◆ REQUIRED TASK
Search the data below for the string "color". Extract every line that contains it.

◆ RAW DATA

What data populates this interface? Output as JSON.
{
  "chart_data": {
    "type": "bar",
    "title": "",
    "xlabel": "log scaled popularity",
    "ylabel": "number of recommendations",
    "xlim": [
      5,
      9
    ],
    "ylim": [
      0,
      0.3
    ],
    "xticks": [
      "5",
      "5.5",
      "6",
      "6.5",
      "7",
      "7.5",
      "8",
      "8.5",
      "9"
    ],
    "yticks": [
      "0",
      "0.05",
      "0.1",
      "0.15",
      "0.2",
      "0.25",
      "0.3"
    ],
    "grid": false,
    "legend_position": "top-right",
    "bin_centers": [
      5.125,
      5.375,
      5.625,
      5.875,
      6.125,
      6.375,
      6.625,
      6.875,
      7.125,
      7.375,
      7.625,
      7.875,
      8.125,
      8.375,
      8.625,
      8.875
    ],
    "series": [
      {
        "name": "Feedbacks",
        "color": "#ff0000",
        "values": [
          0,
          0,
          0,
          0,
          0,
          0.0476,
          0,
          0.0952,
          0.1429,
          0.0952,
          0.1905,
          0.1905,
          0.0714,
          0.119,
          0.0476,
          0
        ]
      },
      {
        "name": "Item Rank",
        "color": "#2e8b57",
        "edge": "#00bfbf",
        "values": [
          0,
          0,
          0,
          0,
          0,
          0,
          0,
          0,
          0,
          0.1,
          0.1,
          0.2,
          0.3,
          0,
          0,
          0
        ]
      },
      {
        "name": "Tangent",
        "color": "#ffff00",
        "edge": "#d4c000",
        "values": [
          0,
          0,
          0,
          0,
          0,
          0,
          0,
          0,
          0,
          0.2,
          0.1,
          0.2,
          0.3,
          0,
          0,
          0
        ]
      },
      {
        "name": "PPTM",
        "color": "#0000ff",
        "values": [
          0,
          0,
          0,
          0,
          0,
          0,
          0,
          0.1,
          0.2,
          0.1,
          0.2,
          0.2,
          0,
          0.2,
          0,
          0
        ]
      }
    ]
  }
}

◆ THE COMPLETED TASK
        "color": "#ff0000",
        "color": "#2e8b57",
        "color": "#ffff00",
        "color": "#0000ff",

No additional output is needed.